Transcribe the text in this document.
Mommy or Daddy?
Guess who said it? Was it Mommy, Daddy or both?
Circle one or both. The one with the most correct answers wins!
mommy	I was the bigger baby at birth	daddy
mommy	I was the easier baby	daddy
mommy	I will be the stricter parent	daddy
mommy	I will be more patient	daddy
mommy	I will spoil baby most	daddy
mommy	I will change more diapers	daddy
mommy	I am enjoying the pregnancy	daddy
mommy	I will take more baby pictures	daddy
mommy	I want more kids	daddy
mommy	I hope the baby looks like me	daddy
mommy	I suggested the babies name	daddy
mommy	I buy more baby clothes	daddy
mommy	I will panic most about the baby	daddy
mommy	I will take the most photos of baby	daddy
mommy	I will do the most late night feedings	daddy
* * * *
■ **Short task**
Every record above should be copied exactly.

■ **Response below**
Transcribe the text in this document.
Mommy or Daddy?
Guess who said it? Was it Mommy, Daddy or both?
Circle one or both. The one with the most correct answers wins!
mommy	I was the bigger baby at birth	daddy
mommy	I was the easier baby	daddy
mommy	I will be the stricter parent	daddy
mommy	I will be more patient	daddy
mommy	I will spoil baby most	daddy
mommy	I will change more diapers	daddy
mommy	I am enjoying the pregnancy	daddy
mommy	I will take more baby pictures	daddy
mommy	I want more kids	daddy
mommy	I hope the baby looks like me	daddy
mommy	I suggested the babies name	daddy
mommy	I buy more baby clothes	daddy
mommy	I will panic most about the baby	daddy
mommy	I will take the most photos of baby	daddy
mommy	I will do the most late night feedings	daddy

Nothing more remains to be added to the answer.